--- Begin Data ---
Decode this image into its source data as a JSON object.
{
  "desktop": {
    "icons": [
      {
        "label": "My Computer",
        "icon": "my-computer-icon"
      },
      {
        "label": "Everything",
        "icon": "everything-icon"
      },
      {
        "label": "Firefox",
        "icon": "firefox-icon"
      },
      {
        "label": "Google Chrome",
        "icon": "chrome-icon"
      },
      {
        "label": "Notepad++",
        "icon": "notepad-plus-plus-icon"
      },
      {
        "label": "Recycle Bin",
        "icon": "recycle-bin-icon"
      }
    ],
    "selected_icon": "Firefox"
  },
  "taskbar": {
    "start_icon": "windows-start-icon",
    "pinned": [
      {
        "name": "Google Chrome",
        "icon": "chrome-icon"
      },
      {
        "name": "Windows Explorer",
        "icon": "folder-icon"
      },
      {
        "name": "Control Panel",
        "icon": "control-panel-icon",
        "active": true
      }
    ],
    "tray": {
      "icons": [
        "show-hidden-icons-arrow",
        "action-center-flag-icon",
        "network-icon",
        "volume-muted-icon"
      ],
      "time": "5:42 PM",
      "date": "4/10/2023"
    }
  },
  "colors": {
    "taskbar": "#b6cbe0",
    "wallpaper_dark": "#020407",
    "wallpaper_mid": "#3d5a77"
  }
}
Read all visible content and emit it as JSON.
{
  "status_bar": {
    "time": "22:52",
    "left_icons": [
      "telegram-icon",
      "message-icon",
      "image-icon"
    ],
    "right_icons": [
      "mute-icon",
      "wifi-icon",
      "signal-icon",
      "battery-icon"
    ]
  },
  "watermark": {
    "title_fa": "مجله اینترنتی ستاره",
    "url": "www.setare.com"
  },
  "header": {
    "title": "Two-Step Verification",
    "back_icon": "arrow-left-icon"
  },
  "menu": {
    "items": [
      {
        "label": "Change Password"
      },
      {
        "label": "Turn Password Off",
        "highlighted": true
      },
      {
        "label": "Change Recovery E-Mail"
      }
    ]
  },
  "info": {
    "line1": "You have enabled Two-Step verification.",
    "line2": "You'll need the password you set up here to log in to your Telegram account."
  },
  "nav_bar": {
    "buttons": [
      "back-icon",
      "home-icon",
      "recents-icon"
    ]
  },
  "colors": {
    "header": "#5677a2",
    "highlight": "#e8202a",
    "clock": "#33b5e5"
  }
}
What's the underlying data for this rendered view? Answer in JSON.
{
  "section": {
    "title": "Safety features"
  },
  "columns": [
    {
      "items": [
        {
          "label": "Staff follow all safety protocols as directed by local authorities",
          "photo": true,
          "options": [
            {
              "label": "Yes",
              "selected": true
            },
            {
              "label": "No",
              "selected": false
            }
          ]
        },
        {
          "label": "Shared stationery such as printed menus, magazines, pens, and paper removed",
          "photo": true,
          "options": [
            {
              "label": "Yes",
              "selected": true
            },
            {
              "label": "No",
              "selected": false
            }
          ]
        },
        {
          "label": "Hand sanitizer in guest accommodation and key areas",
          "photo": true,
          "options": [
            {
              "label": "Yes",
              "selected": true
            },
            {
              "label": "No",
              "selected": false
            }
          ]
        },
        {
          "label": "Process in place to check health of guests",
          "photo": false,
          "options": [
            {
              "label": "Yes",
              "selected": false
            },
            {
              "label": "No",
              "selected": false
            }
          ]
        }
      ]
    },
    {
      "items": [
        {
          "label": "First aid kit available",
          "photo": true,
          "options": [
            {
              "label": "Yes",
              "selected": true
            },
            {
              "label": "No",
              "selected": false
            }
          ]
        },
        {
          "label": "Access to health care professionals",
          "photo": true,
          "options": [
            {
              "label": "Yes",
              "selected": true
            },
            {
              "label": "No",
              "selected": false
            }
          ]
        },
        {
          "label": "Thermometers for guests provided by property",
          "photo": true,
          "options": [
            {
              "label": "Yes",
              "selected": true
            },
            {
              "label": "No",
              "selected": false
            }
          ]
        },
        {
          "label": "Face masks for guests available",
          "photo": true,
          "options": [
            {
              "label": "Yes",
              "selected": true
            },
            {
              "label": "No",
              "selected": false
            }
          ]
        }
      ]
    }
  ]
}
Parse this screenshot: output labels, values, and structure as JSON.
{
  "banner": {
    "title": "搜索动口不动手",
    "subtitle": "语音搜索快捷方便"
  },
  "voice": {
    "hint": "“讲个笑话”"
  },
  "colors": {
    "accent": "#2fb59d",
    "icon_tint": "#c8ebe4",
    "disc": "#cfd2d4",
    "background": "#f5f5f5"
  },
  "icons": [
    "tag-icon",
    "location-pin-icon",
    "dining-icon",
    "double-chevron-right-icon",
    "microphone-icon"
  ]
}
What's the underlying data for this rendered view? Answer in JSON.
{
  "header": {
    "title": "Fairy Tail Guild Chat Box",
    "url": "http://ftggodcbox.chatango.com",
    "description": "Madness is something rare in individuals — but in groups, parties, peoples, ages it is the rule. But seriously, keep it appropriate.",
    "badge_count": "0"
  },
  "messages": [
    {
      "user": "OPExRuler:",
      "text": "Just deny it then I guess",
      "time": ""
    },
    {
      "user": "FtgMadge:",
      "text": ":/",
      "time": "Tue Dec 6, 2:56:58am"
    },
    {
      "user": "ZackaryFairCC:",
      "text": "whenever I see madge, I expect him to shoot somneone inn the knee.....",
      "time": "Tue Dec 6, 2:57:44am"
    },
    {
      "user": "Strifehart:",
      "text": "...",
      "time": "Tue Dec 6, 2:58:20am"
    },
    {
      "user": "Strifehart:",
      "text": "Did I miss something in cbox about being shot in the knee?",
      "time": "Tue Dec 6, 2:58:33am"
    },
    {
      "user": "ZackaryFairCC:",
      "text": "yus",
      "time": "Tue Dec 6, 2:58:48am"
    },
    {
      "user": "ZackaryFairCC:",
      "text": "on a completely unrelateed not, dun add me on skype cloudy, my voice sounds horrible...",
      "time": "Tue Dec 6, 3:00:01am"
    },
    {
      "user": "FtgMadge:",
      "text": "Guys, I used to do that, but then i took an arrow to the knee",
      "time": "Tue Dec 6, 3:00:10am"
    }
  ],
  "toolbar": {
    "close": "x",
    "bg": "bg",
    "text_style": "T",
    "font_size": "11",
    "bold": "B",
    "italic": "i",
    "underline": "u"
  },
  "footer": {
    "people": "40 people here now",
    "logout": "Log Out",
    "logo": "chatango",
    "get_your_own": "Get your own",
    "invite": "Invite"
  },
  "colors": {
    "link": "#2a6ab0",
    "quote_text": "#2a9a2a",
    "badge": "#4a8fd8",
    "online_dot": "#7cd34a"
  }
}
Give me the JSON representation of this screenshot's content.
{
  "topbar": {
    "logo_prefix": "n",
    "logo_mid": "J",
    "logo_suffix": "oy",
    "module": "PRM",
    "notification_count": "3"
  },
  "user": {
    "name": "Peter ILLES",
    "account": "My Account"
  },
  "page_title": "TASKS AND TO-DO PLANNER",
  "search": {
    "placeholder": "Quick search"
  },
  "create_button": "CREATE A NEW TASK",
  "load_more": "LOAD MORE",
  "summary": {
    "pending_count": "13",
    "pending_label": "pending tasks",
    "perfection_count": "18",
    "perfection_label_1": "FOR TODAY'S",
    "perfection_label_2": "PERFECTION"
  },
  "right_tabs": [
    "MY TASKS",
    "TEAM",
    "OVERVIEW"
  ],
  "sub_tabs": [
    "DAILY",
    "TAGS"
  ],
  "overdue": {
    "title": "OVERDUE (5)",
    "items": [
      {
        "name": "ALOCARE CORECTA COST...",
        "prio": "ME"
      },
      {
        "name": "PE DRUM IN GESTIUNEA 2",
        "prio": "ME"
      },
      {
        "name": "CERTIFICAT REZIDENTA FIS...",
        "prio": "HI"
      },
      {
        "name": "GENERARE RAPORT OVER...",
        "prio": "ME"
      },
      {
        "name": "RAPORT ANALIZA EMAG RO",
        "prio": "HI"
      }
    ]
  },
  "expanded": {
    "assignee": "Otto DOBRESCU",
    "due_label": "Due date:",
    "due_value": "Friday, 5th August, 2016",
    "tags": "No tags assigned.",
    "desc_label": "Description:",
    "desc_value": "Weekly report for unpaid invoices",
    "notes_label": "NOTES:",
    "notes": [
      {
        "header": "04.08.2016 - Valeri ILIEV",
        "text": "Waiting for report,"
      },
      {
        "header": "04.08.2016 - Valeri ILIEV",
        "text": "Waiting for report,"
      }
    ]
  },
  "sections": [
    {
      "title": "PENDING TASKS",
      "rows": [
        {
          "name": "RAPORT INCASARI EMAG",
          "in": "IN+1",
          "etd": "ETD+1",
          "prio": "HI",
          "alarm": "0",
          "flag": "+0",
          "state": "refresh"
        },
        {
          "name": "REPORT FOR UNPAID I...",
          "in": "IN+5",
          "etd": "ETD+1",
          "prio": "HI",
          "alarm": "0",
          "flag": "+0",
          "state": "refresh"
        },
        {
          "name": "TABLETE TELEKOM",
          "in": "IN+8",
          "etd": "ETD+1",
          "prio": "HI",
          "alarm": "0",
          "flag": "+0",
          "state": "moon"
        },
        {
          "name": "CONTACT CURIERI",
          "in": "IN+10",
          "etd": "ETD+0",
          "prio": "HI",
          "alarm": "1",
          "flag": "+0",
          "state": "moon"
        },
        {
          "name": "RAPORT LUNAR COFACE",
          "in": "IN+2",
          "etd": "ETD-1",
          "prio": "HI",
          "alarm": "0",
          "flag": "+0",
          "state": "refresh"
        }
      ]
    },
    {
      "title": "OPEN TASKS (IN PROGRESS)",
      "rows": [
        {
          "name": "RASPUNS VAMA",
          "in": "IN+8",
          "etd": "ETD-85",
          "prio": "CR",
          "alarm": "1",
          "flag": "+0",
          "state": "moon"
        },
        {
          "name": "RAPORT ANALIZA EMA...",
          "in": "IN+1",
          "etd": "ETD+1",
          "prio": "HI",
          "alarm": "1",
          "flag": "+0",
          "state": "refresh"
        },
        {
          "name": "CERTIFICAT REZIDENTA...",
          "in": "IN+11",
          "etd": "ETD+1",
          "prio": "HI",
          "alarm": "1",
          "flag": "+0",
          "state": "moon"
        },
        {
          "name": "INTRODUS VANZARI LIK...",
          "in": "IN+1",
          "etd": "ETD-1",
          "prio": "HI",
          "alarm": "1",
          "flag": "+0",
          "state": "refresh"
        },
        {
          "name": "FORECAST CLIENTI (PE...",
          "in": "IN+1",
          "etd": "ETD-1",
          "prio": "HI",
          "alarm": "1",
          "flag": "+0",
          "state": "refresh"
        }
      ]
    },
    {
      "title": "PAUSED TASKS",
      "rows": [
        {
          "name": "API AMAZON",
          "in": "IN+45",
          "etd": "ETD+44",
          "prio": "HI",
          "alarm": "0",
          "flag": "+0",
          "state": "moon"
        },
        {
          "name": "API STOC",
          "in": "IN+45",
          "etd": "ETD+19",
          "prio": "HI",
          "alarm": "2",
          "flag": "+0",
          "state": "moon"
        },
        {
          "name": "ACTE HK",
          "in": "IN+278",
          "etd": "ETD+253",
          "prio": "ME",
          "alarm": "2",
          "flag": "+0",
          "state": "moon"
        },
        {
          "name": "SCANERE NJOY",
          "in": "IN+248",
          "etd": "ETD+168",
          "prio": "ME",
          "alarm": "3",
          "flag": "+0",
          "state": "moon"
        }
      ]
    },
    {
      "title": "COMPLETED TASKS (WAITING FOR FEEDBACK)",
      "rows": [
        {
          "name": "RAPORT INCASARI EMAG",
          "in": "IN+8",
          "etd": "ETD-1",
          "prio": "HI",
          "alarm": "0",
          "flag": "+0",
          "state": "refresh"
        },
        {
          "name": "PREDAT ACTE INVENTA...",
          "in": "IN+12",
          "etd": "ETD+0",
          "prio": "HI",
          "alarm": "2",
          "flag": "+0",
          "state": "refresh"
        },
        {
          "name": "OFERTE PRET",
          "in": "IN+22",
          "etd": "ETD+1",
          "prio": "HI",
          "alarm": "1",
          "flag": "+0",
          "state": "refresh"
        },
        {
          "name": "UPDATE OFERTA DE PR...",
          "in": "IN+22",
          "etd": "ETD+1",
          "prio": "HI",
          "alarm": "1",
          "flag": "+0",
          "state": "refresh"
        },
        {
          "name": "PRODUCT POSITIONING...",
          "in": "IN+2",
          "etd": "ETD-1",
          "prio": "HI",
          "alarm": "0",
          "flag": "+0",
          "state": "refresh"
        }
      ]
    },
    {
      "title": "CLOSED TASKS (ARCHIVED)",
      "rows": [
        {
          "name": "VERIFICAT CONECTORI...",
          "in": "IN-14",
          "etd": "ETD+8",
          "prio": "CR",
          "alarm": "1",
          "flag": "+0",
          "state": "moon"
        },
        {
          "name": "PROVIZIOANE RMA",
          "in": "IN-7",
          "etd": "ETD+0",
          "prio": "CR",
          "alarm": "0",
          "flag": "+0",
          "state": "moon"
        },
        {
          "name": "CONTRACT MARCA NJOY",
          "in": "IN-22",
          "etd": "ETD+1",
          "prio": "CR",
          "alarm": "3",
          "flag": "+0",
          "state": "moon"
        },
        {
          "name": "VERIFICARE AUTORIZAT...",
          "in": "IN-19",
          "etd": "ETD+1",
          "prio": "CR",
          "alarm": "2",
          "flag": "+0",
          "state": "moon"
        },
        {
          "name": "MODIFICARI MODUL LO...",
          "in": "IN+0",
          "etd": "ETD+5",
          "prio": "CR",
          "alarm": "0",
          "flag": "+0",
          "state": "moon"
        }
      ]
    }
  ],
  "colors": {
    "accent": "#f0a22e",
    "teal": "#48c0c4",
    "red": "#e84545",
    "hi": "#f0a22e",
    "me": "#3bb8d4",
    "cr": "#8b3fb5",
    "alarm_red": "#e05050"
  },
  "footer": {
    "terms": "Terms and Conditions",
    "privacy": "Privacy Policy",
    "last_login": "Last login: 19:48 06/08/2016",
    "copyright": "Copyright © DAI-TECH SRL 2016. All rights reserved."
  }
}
--- End Data ---
#### Goal:
Search the records above for "account". Copy each line where it is found.

#### Result for this task:
    "line2": "You'll need the password you set up here to log in to your Telegram account."
    "account": "My Account"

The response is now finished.